* **TO BE DONE**:
Every entry below should be transcribed exactly; pictures stay out of the copy.

Dataset records on visual material:

━━━━

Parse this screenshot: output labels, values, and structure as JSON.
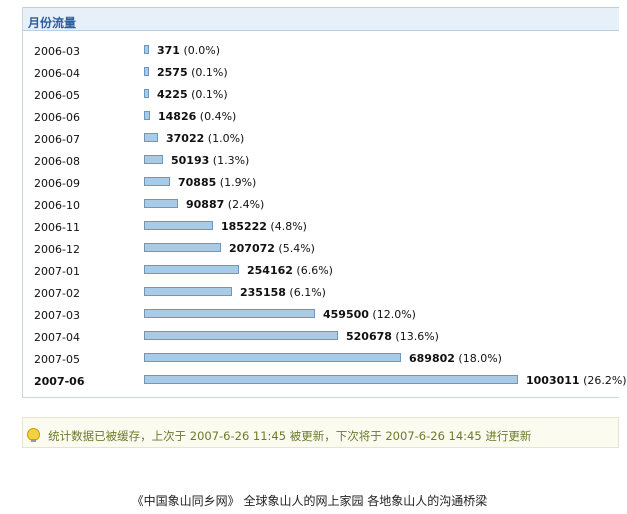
{
  "panel": {
    "title": "月份流量"
  },
  "chart_data": {
    "type": "bar",
    "orientation": "horizontal",
    "title": "月份流量",
    "categories": [
      "2006-03",
      "2006-04",
      "2006-05",
      "2006-06",
      "2006-07",
      "2006-08",
      "2006-09",
      "2006-10",
      "2006-11",
      "2006-12",
      "2007-01",
      "2007-02",
      "2007-03",
      "2007-04",
      "2007-05",
      "2007-06"
    ],
    "values": [
      371,
      2575,
      4225,
      14826,
      37022,
      50193,
      70885,
      90887,
      185222,
      207072,
      254162,
      235158,
      459500,
      520678,
      689802,
      1003011
    ],
    "percents": [
      "(0.0%)",
      "(0.1%)",
      "(0.1%)",
      "(0.4%)",
      "(1.0%)",
      "(1.3%)",
      "(1.9%)",
      "(2.4%)",
      "(4.8%)",
      "(5.4%)",
      "(6.6%)",
      "(6.1%)",
      "(12.0%)",
      "(13.6%)",
      "(18.0%)",
      "(26.2%)"
    ],
    "highlighted_category": "2007-06",
    "grid": false,
    "legend": "none"
  },
  "notice": {
    "icon": "lightbulb-icon",
    "text": "统计数据已被缓存，上次于 2007-6-26 11:45 被更新，下次将于 2007-6-26 14:45 进行更新"
  },
  "footer": {
    "text": "《中国象山同乡网》  全球象山人的网上家园 各地象山人的沟通桥梁"
  },
  "colors": {
    "bar_fill": "#a9cbe6",
    "bar_border": "#6e97bf",
    "header_bg": "#e7f0f8",
    "title": "#2f5c9c",
    "notice_text": "#6b7b2a"
  }
}
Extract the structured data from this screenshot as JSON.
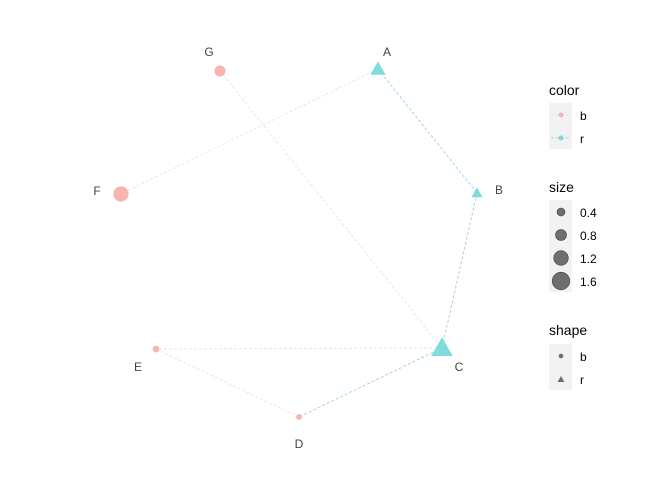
{
  "nodes": [
    {
      "id": "A",
      "color": "r",
      "shape": "r",
      "size": 1.0
    },
    {
      "id": "B",
      "color": "r",
      "shape": "r",
      "size": 0.6
    },
    {
      "id": "C",
      "color": "r",
      "shape": "r",
      "size": 1.6
    },
    {
      "id": "D",
      "color": "b",
      "shape": "b",
      "size": 0.2
    },
    {
      "id": "E",
      "color": "b",
      "shape": "b",
      "size": 0.3
    },
    {
      "id": "F",
      "color": "b",
      "shape": "b",
      "size": 1.3
    },
    {
      "id": "G",
      "color": "b",
      "shape": "b",
      "size": 0.8
    }
  ],
  "edges": [
    {
      "from": "A",
      "to": "B",
      "color": "r"
    },
    {
      "from": "A",
      "to": "F",
      "color": "b"
    },
    {
      "from": "G",
      "to": "C",
      "color": "b"
    },
    {
      "from": "B",
      "to": "C",
      "color": "r"
    },
    {
      "from": "C",
      "to": "E",
      "color": "b"
    },
    {
      "from": "C",
      "to": "D",
      "color": "r"
    },
    {
      "from": "D",
      "to": "E",
      "color": "b"
    }
  ],
  "colors": {
    "b": "#f8b4ae",
    "r": "#80dade",
    "edge_r": "#a9d3e3",
    "edge_b": "#dbeaf2"
  },
  "legend": {
    "color": {
      "title": "color",
      "items": [
        "b",
        "r"
      ]
    },
    "size": {
      "title": "size",
      "items": [
        "0.4",
        "0.8",
        "1.2",
        "1.6"
      ]
    },
    "shape": {
      "title": "shape",
      "items": [
        "b",
        "r"
      ]
    }
  }
}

━━━━

* **COMPLETED EXERCISE**:
Parse this screenshot: output labels, values, and structure as JSON.
{
  "panel": {
    "title": "月份流量"
  },
  "chart_data": {
    "type": "bar",
    "orientation": "horizontal",
    "title": "月份流量",
    "categories": [
      "2006-03",
      "2006-04",
      "2006-05",
      "2006-06",
      "2006-07",
      "2006-08",
      "2006-09",
      "2006-10",
      "2006-11",
      "2006-12",
      "2007-01",
      "2007-02",
      "2007-03",
      "2007-04",
      "2007-05",
      "2007-06"
    ],
    "values": [
      371,
      2575,
      4225,
      14826,
      37022,
      50193,
      70885,
      90887,
      185222,
      207072,
      254162,
      235158,
      459500,
      520678,
      689802,
      1003011
    ],
    "percents": [
      "(0.0%)",
      "(0.1%)",
      "(0.1%)",
      "(0.4%)",
      "(1.0%)",
      "(1.3%)",
      "(1.9%)",
      "(2.4%)",
      "(4.8%)",
      "(5.4%)",
      "(6.6%)",
      "(6.1%)",
      "(12.0%)",
      "(13.6%)",
      "(18.0%)",
      "(26.2%)"
    ],
    "highlighted_category": "2007-06",
    "grid": false,
    "legend": "none"
  },
  "notice": {
    "icon": "lightbulb-icon",
    "text": "统计数据已被缓存，上次于 2007-6-26 11:45 被更新，下次将于 2007-6-26 14:45 进行更新"
  },
  "footer": {
    "text": "《中国象山同乡网》  全球象山人的网上家园 各地象山人的沟通桥梁"
  },
  "colors": {
    "bar_fill": "#a9cbe6",
    "bar_border": "#6e97bf",
    "header_bg": "#e7f0f8",
    "title": "#2f5c9c",
    "notice_text": "#6b7b2a"
  }
}
Extract the structured data from this screenshot as JSON.
{
  "nodes": [
    {
      "id": "A",
      "color": "r",
      "shape": "r",
      "size": 1.0
    },
    {
      "id": "B",
      "color": "r",
      "shape": "r",
      "size": 0.6
    },
    {
      "id": "C",
      "color": "r",
      "shape": "r",
      "size": 1.6
    },
    {
      "id": "D",
      "color": "b",
      "shape": "b",
      "size": 0.2
    },
    {
      "id": "E",
      "color": "b",
      "shape": "b",
      "size": 0.3
    },
    {
      "id": "F",
      "color": "b",
      "shape": "b",
      "size": 1.3
    },
    {
      "id": "G",
      "color": "b",
      "shape": "b",
      "size": 0.8
    }
  ],
  "edges": [
    {
      "from": "A",
      "to": "B",
      "color": "r"
    },
    {
      "from": "A",
      "to": "F",
      "color": "b"
    },
    {
      "from": "G",
      "to": "C",
      "color": "b"
    },
    {
      "from": "B",
      "to": "C",
      "color": "r"
    },
    {
      "from": "C",
      "to": "E",
      "color": "b"
    },
    {
      "from": "C",
      "to": "D",
      "color": "r"
    },
    {
      "from": "D",
      "to": "E",
      "color": "b"
    }
  ],
  "colors": {
    "b": "#f8b4ae",
    "r": "#80dade",
    "edge_r": "#a9d3e3",
    "edge_b": "#dbeaf2"
  },
  "legend": {
    "color": {
      "title": "color",
      "items": [
        "b",
        "r"
      ]
    },
    "size": {
      "title": "size",
      "items": [
        "0.4",
        "0.8",
        "1.2",
        "1.6"
      ]
    },
    "shape": {
      "title": "shape",
      "items": [
        "b",
        "r"
      ]
    }
  }
}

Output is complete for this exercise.